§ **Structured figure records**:
☆ ☆ ☆ ☆ ☆
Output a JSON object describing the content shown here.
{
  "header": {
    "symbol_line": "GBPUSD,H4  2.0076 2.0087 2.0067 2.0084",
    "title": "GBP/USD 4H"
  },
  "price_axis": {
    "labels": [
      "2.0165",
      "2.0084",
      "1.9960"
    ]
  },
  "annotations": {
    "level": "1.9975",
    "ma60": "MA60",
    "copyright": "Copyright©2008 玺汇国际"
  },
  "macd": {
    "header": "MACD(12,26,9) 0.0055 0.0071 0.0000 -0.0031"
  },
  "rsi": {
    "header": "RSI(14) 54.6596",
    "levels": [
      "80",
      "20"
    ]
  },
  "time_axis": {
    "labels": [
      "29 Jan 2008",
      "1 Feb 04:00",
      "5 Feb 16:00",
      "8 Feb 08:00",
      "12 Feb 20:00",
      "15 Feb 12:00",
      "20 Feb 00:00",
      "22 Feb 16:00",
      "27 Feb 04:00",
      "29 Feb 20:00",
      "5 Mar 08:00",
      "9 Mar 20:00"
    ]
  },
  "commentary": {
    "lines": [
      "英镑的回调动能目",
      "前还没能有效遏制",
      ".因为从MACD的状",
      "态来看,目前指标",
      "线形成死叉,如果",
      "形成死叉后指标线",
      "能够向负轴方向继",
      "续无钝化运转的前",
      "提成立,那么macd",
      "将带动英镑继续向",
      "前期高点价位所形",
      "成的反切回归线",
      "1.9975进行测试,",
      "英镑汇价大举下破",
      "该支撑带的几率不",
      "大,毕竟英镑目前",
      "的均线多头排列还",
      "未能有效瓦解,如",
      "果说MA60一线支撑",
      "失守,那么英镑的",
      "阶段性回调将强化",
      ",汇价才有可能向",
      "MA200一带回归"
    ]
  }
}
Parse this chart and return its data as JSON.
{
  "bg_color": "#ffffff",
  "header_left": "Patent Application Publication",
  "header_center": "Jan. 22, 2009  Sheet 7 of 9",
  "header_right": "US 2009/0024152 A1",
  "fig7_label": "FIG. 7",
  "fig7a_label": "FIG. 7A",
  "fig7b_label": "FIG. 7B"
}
☆ ☆ ☆ ☆ ☆
§ **Task goal**:
Exactly reproduce the lines that run from the line with "Parse this chart and return its data as JSON." through the last line of the records, inclusive.

§ **Exercise output**:
Parse this chart and return its data as JSON.
{
  "bg_color": "#ffffff",
  "header_left": "Patent Application Publication",
  "header_center": "Jan. 22, 2009  Sheet 7 of 9",
  "header_right": "US 2009/0024152 A1",
  "fig7_label": "FIG. 7",
  "fig7a_label": "FIG. 7A",
  "fig7b_label": "FIG. 7B"
}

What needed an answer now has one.